--- Extracted material ---

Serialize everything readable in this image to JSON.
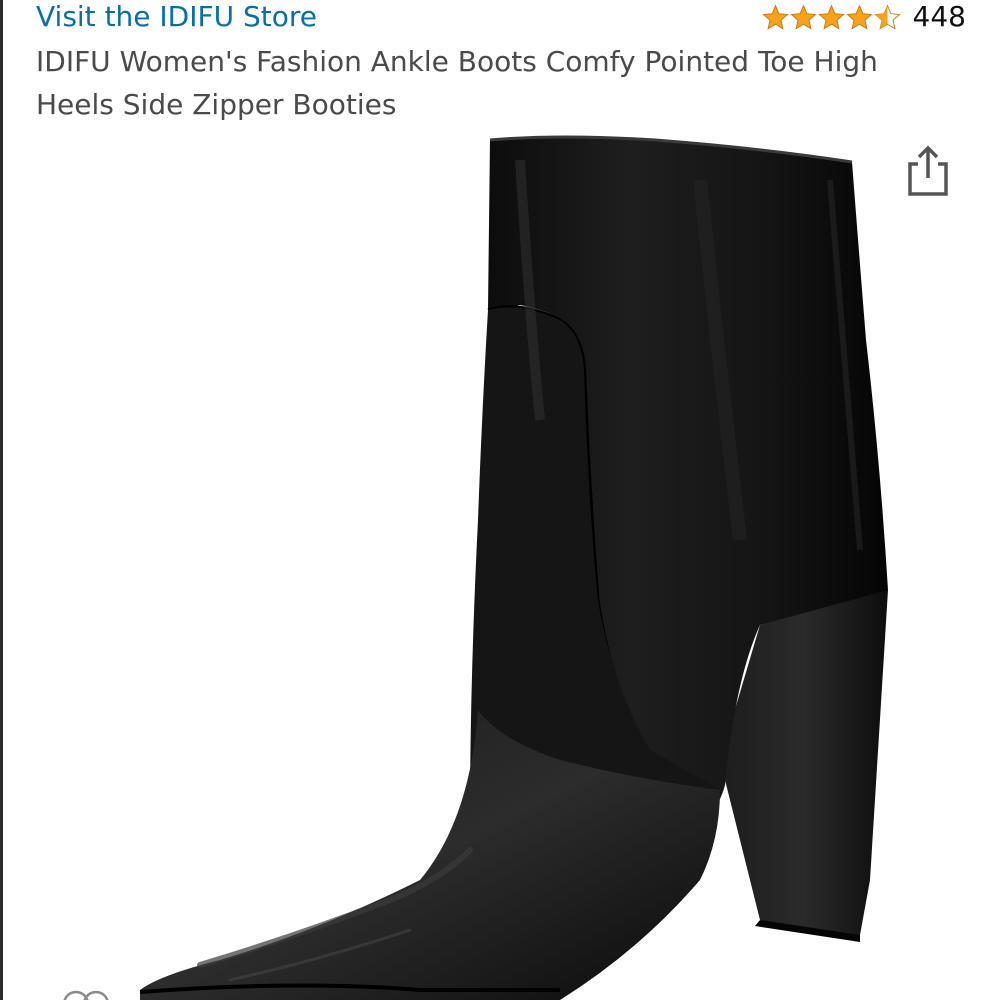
{
  "store": {
    "link_label": "Visit the IDIFU Store",
    "link_color": "#0a6fa8"
  },
  "rating": {
    "stars": 4.5,
    "star_color": "#f6a21a",
    "count": "448"
  },
  "product": {
    "title": "IDIFU Women's Fashion Ankle Boots Comfy Pointed Toe High Heels Side Zipper Booties",
    "image_subject": "black pointed-toe high-heel ankle boot"
  },
  "icons": {
    "share": "share-icon",
    "star": "star-icon",
    "compare": "compare-icon"
  }
}
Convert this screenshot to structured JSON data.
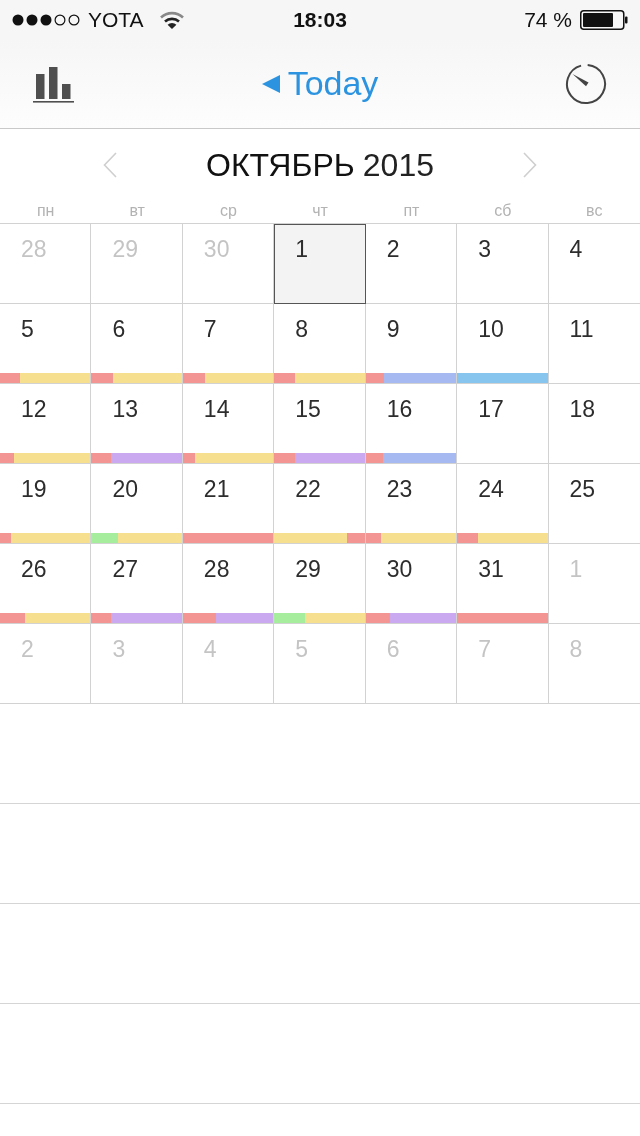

---

Transcribe all the data word for word; the images stay out.

Serialize everything readable in this image to JSON.
{
  "store": {
    "link_label": "Visit the IDIFU Store",
    "link_color": "#0a6fa8"
  },
  "rating": {
    "stars": 4.5,
    "star_color": "#f6a21a",
    "count": "448"
  },
  "product": {
    "title": "IDIFU Women's Fashion Ankle Boots Comfy Pointed Toe High Heels Side Zipper Booties",
    "image_subject": "black pointed-toe high-heel ankle boot"
  },
  "icons": {
    "share": "share-icon",
    "star": "star-icon",
    "compare": "compare-icon"
  }
}
Convert this screenshot to structured JSON data.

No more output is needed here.